Where the string "this" occurs in the material below, report the whole line.

*** SOURCE MATERIAL ***

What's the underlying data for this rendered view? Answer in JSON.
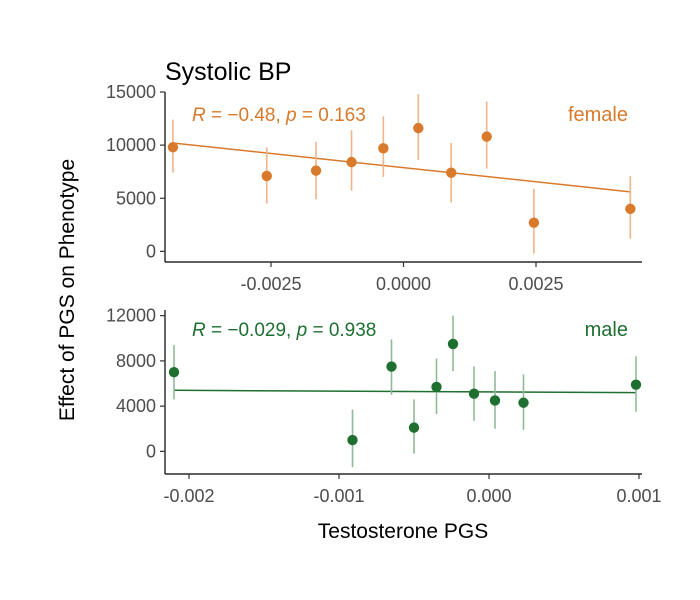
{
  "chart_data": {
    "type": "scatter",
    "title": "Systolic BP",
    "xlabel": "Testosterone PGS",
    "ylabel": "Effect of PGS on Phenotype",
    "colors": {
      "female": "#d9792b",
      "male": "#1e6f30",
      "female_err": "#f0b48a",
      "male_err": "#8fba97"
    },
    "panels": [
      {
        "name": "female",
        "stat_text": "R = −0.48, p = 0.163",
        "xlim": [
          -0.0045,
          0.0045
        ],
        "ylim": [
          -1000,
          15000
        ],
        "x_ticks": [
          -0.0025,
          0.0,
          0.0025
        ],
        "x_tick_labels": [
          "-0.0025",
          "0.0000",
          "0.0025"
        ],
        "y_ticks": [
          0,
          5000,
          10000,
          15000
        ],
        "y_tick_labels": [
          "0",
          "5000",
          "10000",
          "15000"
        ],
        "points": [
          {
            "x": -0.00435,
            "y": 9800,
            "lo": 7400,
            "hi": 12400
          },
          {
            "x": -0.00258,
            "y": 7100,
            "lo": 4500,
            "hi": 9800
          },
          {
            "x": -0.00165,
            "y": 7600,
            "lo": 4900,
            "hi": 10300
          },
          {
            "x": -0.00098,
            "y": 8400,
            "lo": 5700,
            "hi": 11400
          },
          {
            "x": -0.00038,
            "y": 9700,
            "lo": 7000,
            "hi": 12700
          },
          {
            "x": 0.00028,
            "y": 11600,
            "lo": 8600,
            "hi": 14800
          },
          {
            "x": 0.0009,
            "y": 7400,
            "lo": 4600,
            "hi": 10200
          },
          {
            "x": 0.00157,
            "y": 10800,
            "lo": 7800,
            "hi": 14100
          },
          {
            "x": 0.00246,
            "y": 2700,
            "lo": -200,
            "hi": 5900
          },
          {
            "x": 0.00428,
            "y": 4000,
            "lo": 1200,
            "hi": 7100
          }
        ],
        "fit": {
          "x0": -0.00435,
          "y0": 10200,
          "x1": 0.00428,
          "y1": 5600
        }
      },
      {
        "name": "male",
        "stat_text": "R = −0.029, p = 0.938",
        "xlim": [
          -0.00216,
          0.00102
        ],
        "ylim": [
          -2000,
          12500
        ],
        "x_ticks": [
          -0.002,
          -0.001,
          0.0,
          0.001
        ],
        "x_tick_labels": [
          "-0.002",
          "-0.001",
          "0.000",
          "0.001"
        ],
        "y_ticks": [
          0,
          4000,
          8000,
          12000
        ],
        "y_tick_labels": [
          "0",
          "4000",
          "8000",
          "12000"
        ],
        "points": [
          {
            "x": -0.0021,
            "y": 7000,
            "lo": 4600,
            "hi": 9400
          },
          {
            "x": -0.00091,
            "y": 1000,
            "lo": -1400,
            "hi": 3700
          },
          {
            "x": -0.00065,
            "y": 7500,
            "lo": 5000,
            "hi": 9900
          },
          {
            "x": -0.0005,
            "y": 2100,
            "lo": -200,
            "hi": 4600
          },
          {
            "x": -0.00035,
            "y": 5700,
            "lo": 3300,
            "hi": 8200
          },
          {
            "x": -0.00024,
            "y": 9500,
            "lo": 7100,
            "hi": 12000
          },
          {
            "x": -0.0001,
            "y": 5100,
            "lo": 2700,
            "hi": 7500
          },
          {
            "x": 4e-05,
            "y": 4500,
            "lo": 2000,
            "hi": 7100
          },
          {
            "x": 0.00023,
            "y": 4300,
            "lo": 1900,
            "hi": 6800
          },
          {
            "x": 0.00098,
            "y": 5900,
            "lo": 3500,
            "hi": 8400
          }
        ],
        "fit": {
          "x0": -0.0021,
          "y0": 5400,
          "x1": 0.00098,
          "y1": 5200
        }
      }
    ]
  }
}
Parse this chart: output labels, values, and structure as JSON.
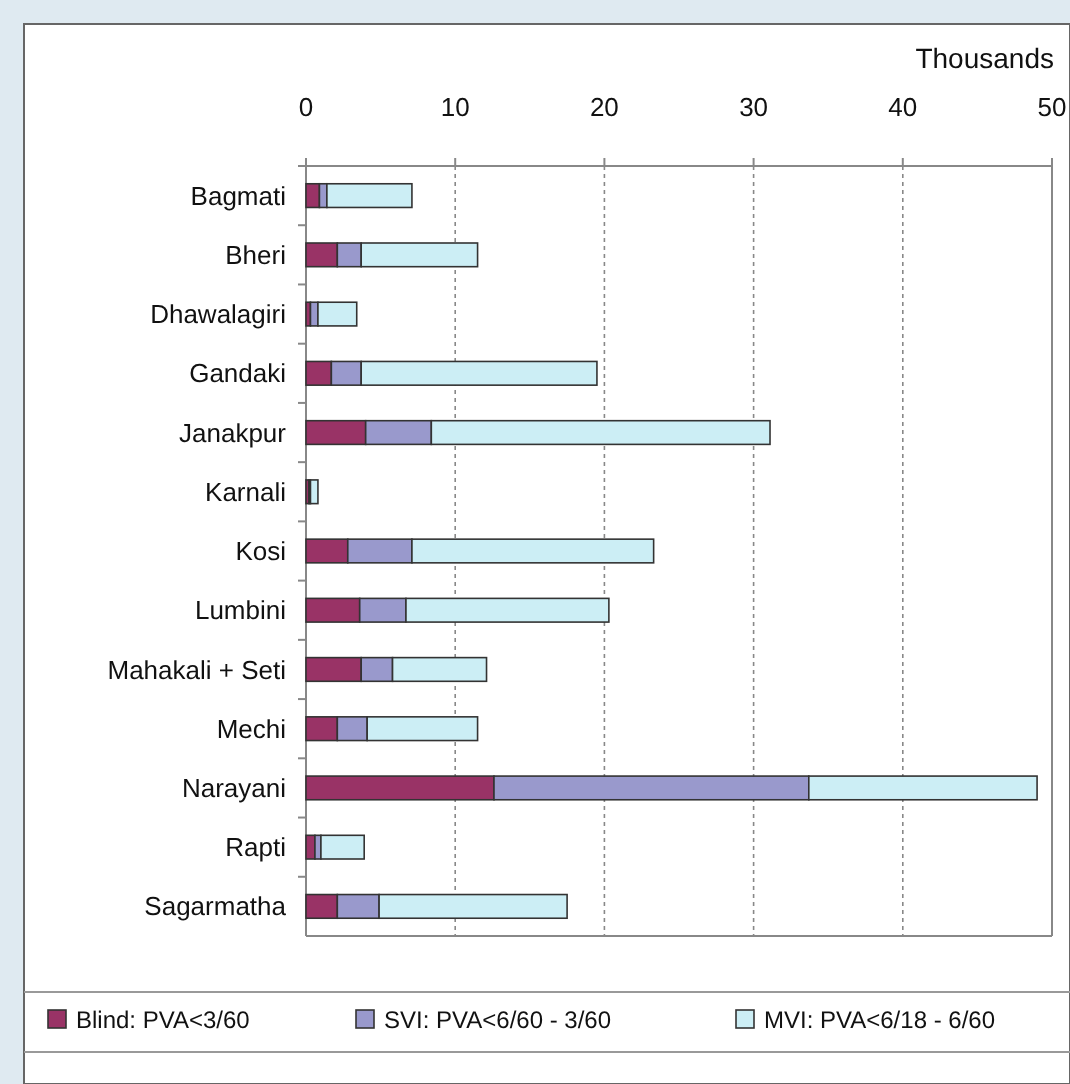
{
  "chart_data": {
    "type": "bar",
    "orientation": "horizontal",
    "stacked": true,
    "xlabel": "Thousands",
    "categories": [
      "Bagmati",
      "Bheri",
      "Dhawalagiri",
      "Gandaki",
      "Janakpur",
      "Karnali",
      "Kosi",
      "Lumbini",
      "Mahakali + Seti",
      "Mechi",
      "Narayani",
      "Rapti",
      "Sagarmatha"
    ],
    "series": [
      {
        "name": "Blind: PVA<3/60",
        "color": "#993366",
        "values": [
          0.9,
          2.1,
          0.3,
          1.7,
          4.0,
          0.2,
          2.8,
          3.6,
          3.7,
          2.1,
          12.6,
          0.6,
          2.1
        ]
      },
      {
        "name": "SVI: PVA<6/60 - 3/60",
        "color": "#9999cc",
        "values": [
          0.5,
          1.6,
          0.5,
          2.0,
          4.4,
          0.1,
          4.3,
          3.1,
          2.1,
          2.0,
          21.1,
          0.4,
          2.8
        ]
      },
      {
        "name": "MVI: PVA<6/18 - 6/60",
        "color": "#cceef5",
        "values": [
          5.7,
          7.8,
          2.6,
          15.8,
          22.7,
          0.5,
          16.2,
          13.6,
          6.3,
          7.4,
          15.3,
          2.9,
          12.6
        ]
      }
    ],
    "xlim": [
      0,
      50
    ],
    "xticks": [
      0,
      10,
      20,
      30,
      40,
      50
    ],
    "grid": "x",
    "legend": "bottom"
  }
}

***

EXERCISE RESPONSE:
What's the underlying data for this rendered view? Answer in JSON.
Parse this chart: output labels, values, and structure as JSON.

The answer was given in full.